» **Given task**: Skip the pictures and repeat each line of the data exactly.

----

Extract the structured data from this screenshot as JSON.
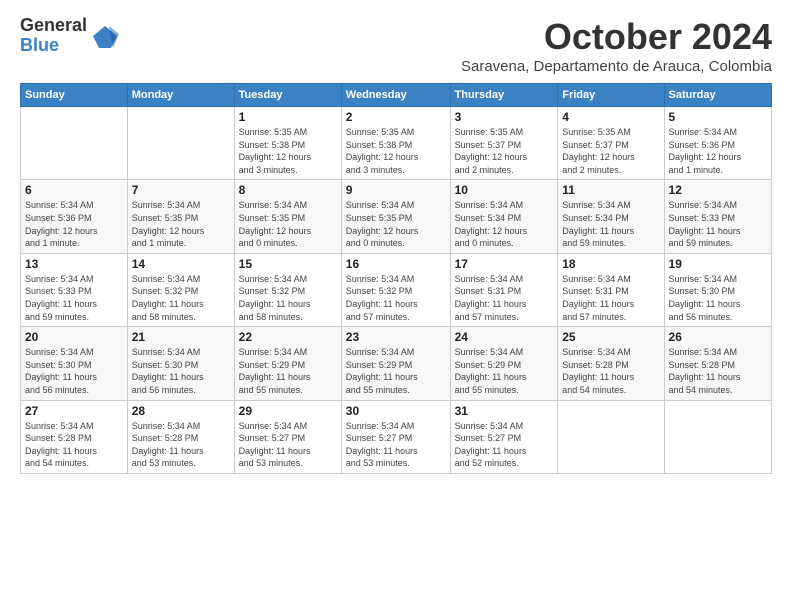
{
  "logo": {
    "general": "General",
    "blue": "Blue"
  },
  "title": {
    "month": "October 2024",
    "location": "Saravena, Departamento de Arauca, Colombia"
  },
  "weekdays": [
    "Sunday",
    "Monday",
    "Tuesday",
    "Wednesday",
    "Thursday",
    "Friday",
    "Saturday"
  ],
  "weeks": [
    [
      {
        "day": "",
        "info": ""
      },
      {
        "day": "",
        "info": ""
      },
      {
        "day": "1",
        "info": "Sunrise: 5:35 AM\nSunset: 5:38 PM\nDaylight: 12 hours\nand 3 minutes."
      },
      {
        "day": "2",
        "info": "Sunrise: 5:35 AM\nSunset: 5:38 PM\nDaylight: 12 hours\nand 3 minutes."
      },
      {
        "day": "3",
        "info": "Sunrise: 5:35 AM\nSunset: 5:37 PM\nDaylight: 12 hours\nand 2 minutes."
      },
      {
        "day": "4",
        "info": "Sunrise: 5:35 AM\nSunset: 5:37 PM\nDaylight: 12 hours\nand 2 minutes."
      },
      {
        "day": "5",
        "info": "Sunrise: 5:34 AM\nSunset: 5:36 PM\nDaylight: 12 hours\nand 1 minute."
      }
    ],
    [
      {
        "day": "6",
        "info": "Sunrise: 5:34 AM\nSunset: 5:36 PM\nDaylight: 12 hours\nand 1 minute."
      },
      {
        "day": "7",
        "info": "Sunrise: 5:34 AM\nSunset: 5:35 PM\nDaylight: 12 hours\nand 1 minute."
      },
      {
        "day": "8",
        "info": "Sunrise: 5:34 AM\nSunset: 5:35 PM\nDaylight: 12 hours\nand 0 minutes."
      },
      {
        "day": "9",
        "info": "Sunrise: 5:34 AM\nSunset: 5:35 PM\nDaylight: 12 hours\nand 0 minutes."
      },
      {
        "day": "10",
        "info": "Sunrise: 5:34 AM\nSunset: 5:34 PM\nDaylight: 12 hours\nand 0 minutes."
      },
      {
        "day": "11",
        "info": "Sunrise: 5:34 AM\nSunset: 5:34 PM\nDaylight: 11 hours\nand 59 minutes."
      },
      {
        "day": "12",
        "info": "Sunrise: 5:34 AM\nSunset: 5:33 PM\nDaylight: 11 hours\nand 59 minutes."
      }
    ],
    [
      {
        "day": "13",
        "info": "Sunrise: 5:34 AM\nSunset: 5:33 PM\nDaylight: 11 hours\nand 59 minutes."
      },
      {
        "day": "14",
        "info": "Sunrise: 5:34 AM\nSunset: 5:32 PM\nDaylight: 11 hours\nand 58 minutes."
      },
      {
        "day": "15",
        "info": "Sunrise: 5:34 AM\nSunset: 5:32 PM\nDaylight: 11 hours\nand 58 minutes."
      },
      {
        "day": "16",
        "info": "Sunrise: 5:34 AM\nSunset: 5:32 PM\nDaylight: 11 hours\nand 57 minutes."
      },
      {
        "day": "17",
        "info": "Sunrise: 5:34 AM\nSunset: 5:31 PM\nDaylight: 11 hours\nand 57 minutes."
      },
      {
        "day": "18",
        "info": "Sunrise: 5:34 AM\nSunset: 5:31 PM\nDaylight: 11 hours\nand 57 minutes."
      },
      {
        "day": "19",
        "info": "Sunrise: 5:34 AM\nSunset: 5:30 PM\nDaylight: 11 hours\nand 56 minutes."
      }
    ],
    [
      {
        "day": "20",
        "info": "Sunrise: 5:34 AM\nSunset: 5:30 PM\nDaylight: 11 hours\nand 56 minutes."
      },
      {
        "day": "21",
        "info": "Sunrise: 5:34 AM\nSunset: 5:30 PM\nDaylight: 11 hours\nand 56 minutes."
      },
      {
        "day": "22",
        "info": "Sunrise: 5:34 AM\nSunset: 5:29 PM\nDaylight: 11 hours\nand 55 minutes."
      },
      {
        "day": "23",
        "info": "Sunrise: 5:34 AM\nSunset: 5:29 PM\nDaylight: 11 hours\nand 55 minutes."
      },
      {
        "day": "24",
        "info": "Sunrise: 5:34 AM\nSunset: 5:29 PM\nDaylight: 11 hours\nand 55 minutes."
      },
      {
        "day": "25",
        "info": "Sunrise: 5:34 AM\nSunset: 5:28 PM\nDaylight: 11 hours\nand 54 minutes."
      },
      {
        "day": "26",
        "info": "Sunrise: 5:34 AM\nSunset: 5:28 PM\nDaylight: 11 hours\nand 54 minutes."
      }
    ],
    [
      {
        "day": "27",
        "info": "Sunrise: 5:34 AM\nSunset: 5:28 PM\nDaylight: 11 hours\nand 54 minutes."
      },
      {
        "day": "28",
        "info": "Sunrise: 5:34 AM\nSunset: 5:28 PM\nDaylight: 11 hours\nand 53 minutes."
      },
      {
        "day": "29",
        "info": "Sunrise: 5:34 AM\nSunset: 5:27 PM\nDaylight: 11 hours\nand 53 minutes."
      },
      {
        "day": "30",
        "info": "Sunrise: 5:34 AM\nSunset: 5:27 PM\nDaylight: 11 hours\nand 53 minutes."
      },
      {
        "day": "31",
        "info": "Sunrise: 5:34 AM\nSunset: 5:27 PM\nDaylight: 11 hours\nand 52 minutes."
      },
      {
        "day": "",
        "info": ""
      },
      {
        "day": "",
        "info": ""
      }
    ]
  ]
}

----

» **Solution to this task**:
Extract the structured data from this screenshot as JSON.
{
  "logo": {
    "general": "General",
    "blue": "Blue"
  },
  "title": {
    "month": "October 2024",
    "location": "Saravena, Departamento de Arauca, Colombia"
  },
  "weekdays": [
    "Sunday",
    "Monday",
    "Tuesday",
    "Wednesday",
    "Thursday",
    "Friday",
    "Saturday"
  ],
  "weeks": [
    [
      {
        "day": "",
        "info": ""
      },
      {
        "day": "",
        "info": ""
      },
      {
        "day": "1",
        "info": "Sunrise: 5:35 AM\nSunset: 5:38 PM\nDaylight: 12 hours\nand 3 minutes."
      },
      {
        "day": "2",
        "info": "Sunrise: 5:35 AM\nSunset: 5:38 PM\nDaylight: 12 hours\nand 3 minutes."
      },
      {
        "day": "3",
        "info": "Sunrise: 5:35 AM\nSunset: 5:37 PM\nDaylight: 12 hours\nand 2 minutes."
      },
      {
        "day": "4",
        "info": "Sunrise: 5:35 AM\nSunset: 5:37 PM\nDaylight: 12 hours\nand 2 minutes."
      },
      {
        "day": "5",
        "info": "Sunrise: 5:34 AM\nSunset: 5:36 PM\nDaylight: 12 hours\nand 1 minute."
      }
    ],
    [
      {
        "day": "6",
        "info": "Sunrise: 5:34 AM\nSunset: 5:36 PM\nDaylight: 12 hours\nand 1 minute."
      },
      {
        "day": "7",
        "info": "Sunrise: 5:34 AM\nSunset: 5:35 PM\nDaylight: 12 hours\nand 1 minute."
      },
      {
        "day": "8",
        "info": "Sunrise: 5:34 AM\nSunset: 5:35 PM\nDaylight: 12 hours\nand 0 minutes."
      },
      {
        "day": "9",
        "info": "Sunrise: 5:34 AM\nSunset: 5:35 PM\nDaylight: 12 hours\nand 0 minutes."
      },
      {
        "day": "10",
        "info": "Sunrise: 5:34 AM\nSunset: 5:34 PM\nDaylight: 12 hours\nand 0 minutes."
      },
      {
        "day": "11",
        "info": "Sunrise: 5:34 AM\nSunset: 5:34 PM\nDaylight: 11 hours\nand 59 minutes."
      },
      {
        "day": "12",
        "info": "Sunrise: 5:34 AM\nSunset: 5:33 PM\nDaylight: 11 hours\nand 59 minutes."
      }
    ],
    [
      {
        "day": "13",
        "info": "Sunrise: 5:34 AM\nSunset: 5:33 PM\nDaylight: 11 hours\nand 59 minutes."
      },
      {
        "day": "14",
        "info": "Sunrise: 5:34 AM\nSunset: 5:32 PM\nDaylight: 11 hours\nand 58 minutes."
      },
      {
        "day": "15",
        "info": "Sunrise: 5:34 AM\nSunset: 5:32 PM\nDaylight: 11 hours\nand 58 minutes."
      },
      {
        "day": "16",
        "info": "Sunrise: 5:34 AM\nSunset: 5:32 PM\nDaylight: 11 hours\nand 57 minutes."
      },
      {
        "day": "17",
        "info": "Sunrise: 5:34 AM\nSunset: 5:31 PM\nDaylight: 11 hours\nand 57 minutes."
      },
      {
        "day": "18",
        "info": "Sunrise: 5:34 AM\nSunset: 5:31 PM\nDaylight: 11 hours\nand 57 minutes."
      },
      {
        "day": "19",
        "info": "Sunrise: 5:34 AM\nSunset: 5:30 PM\nDaylight: 11 hours\nand 56 minutes."
      }
    ],
    [
      {
        "day": "20",
        "info": "Sunrise: 5:34 AM\nSunset: 5:30 PM\nDaylight: 11 hours\nand 56 minutes."
      },
      {
        "day": "21",
        "info": "Sunrise: 5:34 AM\nSunset: 5:30 PM\nDaylight: 11 hours\nand 56 minutes."
      },
      {
        "day": "22",
        "info": "Sunrise: 5:34 AM\nSunset: 5:29 PM\nDaylight: 11 hours\nand 55 minutes."
      },
      {
        "day": "23",
        "info": "Sunrise: 5:34 AM\nSunset: 5:29 PM\nDaylight: 11 hours\nand 55 minutes."
      },
      {
        "day": "24",
        "info": "Sunrise: 5:34 AM\nSunset: 5:29 PM\nDaylight: 11 hours\nand 55 minutes."
      },
      {
        "day": "25",
        "info": "Sunrise: 5:34 AM\nSunset: 5:28 PM\nDaylight: 11 hours\nand 54 minutes."
      },
      {
        "day": "26",
        "info": "Sunrise: 5:34 AM\nSunset: 5:28 PM\nDaylight: 11 hours\nand 54 minutes."
      }
    ],
    [
      {
        "day": "27",
        "info": "Sunrise: 5:34 AM\nSunset: 5:28 PM\nDaylight: 11 hours\nand 54 minutes."
      },
      {
        "day": "28",
        "info": "Sunrise: 5:34 AM\nSunset: 5:28 PM\nDaylight: 11 hours\nand 53 minutes."
      },
      {
        "day": "29",
        "info": "Sunrise: 5:34 AM\nSunset: 5:27 PM\nDaylight: 11 hours\nand 53 minutes."
      },
      {
        "day": "30",
        "info": "Sunrise: 5:34 AM\nSunset: 5:27 PM\nDaylight: 11 hours\nand 53 minutes."
      },
      {
        "day": "31",
        "info": "Sunrise: 5:34 AM\nSunset: 5:27 PM\nDaylight: 11 hours\nand 52 minutes."
      },
      {
        "day": "",
        "info": ""
      },
      {
        "day": "",
        "info": ""
      }
    ]
  ]
}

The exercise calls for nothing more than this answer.